To do: Repeat everything in the material exactly.

(Dataset rows about figures)
● ● ●

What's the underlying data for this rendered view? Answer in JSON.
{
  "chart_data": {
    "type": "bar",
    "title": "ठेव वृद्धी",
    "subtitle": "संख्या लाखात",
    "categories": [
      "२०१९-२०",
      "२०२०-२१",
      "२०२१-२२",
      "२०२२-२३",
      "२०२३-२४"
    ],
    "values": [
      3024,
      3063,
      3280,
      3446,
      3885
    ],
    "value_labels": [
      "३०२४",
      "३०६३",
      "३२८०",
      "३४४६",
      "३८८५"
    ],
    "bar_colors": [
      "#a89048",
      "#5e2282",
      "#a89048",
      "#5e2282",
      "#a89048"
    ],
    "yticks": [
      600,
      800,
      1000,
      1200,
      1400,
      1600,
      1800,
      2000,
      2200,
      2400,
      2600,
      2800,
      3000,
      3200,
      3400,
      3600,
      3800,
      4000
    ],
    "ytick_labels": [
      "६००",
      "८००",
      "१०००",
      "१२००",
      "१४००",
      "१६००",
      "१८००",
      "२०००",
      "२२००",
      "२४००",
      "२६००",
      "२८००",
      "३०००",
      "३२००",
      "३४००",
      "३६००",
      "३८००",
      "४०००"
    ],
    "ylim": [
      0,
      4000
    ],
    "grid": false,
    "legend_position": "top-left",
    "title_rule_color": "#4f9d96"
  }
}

● ● ●

Result for this exercise:
What's the underlying data for this rendered view? Answer in JSON.
{
  "chart_data": {
    "type": "bar",
    "title": "ठेव वृद्धी",
    "subtitle": "संख्या लाखात",
    "categories": [
      "२०१९-२०",
      "२०२०-२१",
      "२०२१-२२",
      "२०२२-२३",
      "२०२३-२४"
    ],
    "values": [
      3024,
      3063,
      3280,
      3446,
      3885
    ],
    "value_labels": [
      "३०२४",
      "३०६३",
      "३२८०",
      "३४४६",
      "३८८५"
    ],
    "bar_colors": [
      "#a89048",
      "#5e2282",
      "#a89048",
      "#5e2282",
      "#a89048"
    ],
    "yticks": [
      600,
      800,
      1000,
      1200,
      1400,
      1600,
      1800,
      2000,
      2200,
      2400,
      2600,
      2800,
      3000,
      3200,
      3400,
      3600,
      3800,
      4000
    ],
    "ytick_labels": [
      "६००",
      "८००",
      "१०००",
      "१२००",
      "१४००",
      "१६००",
      "१८००",
      "२०००",
      "२२००",
      "२४००",
      "२६००",
      "२८००",
      "३०००",
      "३२००",
      "३४००",
      "३६००",
      "३८००",
      "४०००"
    ],
    "ylim": [
      0,
      4000
    ],
    "grid": false,
    "legend_position": "top-left",
    "title_rule_color": "#4f9d96"
  }
}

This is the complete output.